▸ **WRITTEN INSTRUCTION**
Retype all of the data exactly as given.

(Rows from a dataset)
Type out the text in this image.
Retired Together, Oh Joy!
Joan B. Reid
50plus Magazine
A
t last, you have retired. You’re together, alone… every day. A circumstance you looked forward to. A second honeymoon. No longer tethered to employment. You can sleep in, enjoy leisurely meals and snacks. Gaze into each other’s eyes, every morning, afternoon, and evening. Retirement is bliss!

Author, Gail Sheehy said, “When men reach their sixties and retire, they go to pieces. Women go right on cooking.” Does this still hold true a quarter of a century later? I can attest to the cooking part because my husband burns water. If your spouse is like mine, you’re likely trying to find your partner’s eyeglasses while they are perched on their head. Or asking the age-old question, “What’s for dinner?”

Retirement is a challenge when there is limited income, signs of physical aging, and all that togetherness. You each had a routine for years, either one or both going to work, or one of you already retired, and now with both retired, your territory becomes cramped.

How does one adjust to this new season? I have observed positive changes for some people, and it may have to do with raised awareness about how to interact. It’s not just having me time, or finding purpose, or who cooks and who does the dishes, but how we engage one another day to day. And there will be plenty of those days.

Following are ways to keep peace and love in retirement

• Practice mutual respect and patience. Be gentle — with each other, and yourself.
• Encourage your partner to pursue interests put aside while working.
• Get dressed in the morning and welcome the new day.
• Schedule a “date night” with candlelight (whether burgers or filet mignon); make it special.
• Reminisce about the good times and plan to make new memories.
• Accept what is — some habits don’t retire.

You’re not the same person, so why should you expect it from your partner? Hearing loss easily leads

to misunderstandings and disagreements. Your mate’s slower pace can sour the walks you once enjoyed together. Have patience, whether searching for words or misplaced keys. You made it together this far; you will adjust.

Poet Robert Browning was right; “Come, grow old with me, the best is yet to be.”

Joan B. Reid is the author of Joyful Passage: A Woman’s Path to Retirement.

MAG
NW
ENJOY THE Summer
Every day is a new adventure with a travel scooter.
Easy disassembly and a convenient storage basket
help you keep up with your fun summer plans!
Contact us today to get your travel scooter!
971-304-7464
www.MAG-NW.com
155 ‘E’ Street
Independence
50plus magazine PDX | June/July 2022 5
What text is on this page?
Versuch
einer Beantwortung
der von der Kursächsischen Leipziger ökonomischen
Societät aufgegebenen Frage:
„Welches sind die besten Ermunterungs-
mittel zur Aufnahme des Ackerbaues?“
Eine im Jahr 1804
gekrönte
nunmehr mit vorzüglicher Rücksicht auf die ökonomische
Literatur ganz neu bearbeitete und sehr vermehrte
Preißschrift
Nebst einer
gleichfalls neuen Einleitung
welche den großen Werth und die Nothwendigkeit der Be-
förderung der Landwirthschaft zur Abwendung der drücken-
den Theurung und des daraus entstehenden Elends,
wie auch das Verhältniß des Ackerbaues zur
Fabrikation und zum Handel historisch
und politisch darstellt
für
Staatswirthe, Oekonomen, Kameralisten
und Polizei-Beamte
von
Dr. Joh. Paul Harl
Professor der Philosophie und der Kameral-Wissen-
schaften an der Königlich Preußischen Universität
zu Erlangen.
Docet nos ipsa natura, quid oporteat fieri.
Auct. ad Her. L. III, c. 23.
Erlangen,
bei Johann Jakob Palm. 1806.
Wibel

▸ **WRITTEN SOLUTION**
Type out the text in this image.
Retired Together, Oh Joy!
Joan B. Reid
50plus Magazine
A
t last, you have retired. You’re together, alone… every day. A circumstance you looked forward to. A second honeymoon. No longer tethered to employment. You can sleep in, enjoy leisurely meals and snacks. Gaze into each other’s eyes, every morning, afternoon, and evening. Retirement is bliss!

Author, Gail Sheehy said, “When men reach their sixties and retire, they go to pieces. Women go right on cooking.” Does this still hold true a quarter of a century later? I can attest to the cooking part because my husband burns water. If your spouse is like mine, you’re likely trying to find your partner’s eyeglasses while they are perched on their head. Or asking the age-old question, “What’s for dinner?”

Retirement is a challenge when there is limited income, signs of physical aging, and all that togetherness. You each had a routine for years, either one or both going to work, or one of you already retired, and now with both retired, your territory becomes cramped.

How does one adjust to this new season? I have observed positive changes for some people, and it may have to do with raised awareness about how to interact. It’s not just having me time, or finding purpose, or who cooks and who does the dishes, but how we engage one another day to day. And there will be plenty of those days.

Following are ways to keep peace and love in retirement

• Practice mutual respect and patience. Be gentle — with each other, and yourself.
• Encourage your partner to pursue interests put aside while working.
• Get dressed in the morning and welcome the new day.
• Schedule a “date night” with candlelight (whether burgers or filet mignon); make it special.
• Reminisce about the good times and plan to make new memories.
• Accept what is — some habits don’t retire.

You’re not the same person, so why should you expect it from your partner? Hearing loss easily leads

to misunderstandings and disagreements. Your mate’s slower pace can sour the walks you once enjoyed together. Have patience, whether searching for words or misplaced keys. You made it together this far; you will adjust.

Poet Robert Browning was right; “Come, grow old with me, the best is yet to be.”

Joan B. Reid is the author of Joyful Passage: A Woman’s Path to Retirement.

MAG
NW
ENJOY THE Summer
Every day is a new adventure with a travel scooter.
Easy disassembly and a convenient storage basket
help you keep up with your fun summer plans!
Contact us today to get your travel scooter!
971-304-7464
www.MAG-NW.com
155 ‘E’ Street
Independence
50plus magazine PDX | June/July 2022 5
What text is on this page?
Versuch
einer Beantwortung
der von der Kursächsischen Leipziger ökonomischen
Societät aufgegebenen Frage:
„Welches sind die besten Ermunterungs-
mittel zur Aufnahme des Ackerbaues?“
Eine im Jahr 1804
gekrönte
nunmehr mit vorzüglicher Rücksicht auf die ökonomische
Literatur ganz neu bearbeitete und sehr vermehrte
Preißschrift
Nebst einer
gleichfalls neuen Einleitung
welche den großen Werth und die Nothwendigkeit der Be-
förderung der Landwirthschaft zur Abwendung der drücken-
den Theurung und des daraus entstehenden Elends,
wie auch das Verhältniß des Ackerbaues zur
Fabrikation und zum Handel historisch
und politisch darstellt
für
Staatswirthe, Oekonomen, Kameralisten
und Polizei-Beamte
von
Dr. Joh. Paul Harl
Professor der Philosophie und der Kameral-Wissen-
schaften an der Königlich Preußischen Universität
zu Erlangen.
Docet nos ipsa natura, quid oporteat fieri.
Auct. ad Her. L. III, c. 23.
Erlangen,
bei Johann Jakob Palm. 1806.
Wibel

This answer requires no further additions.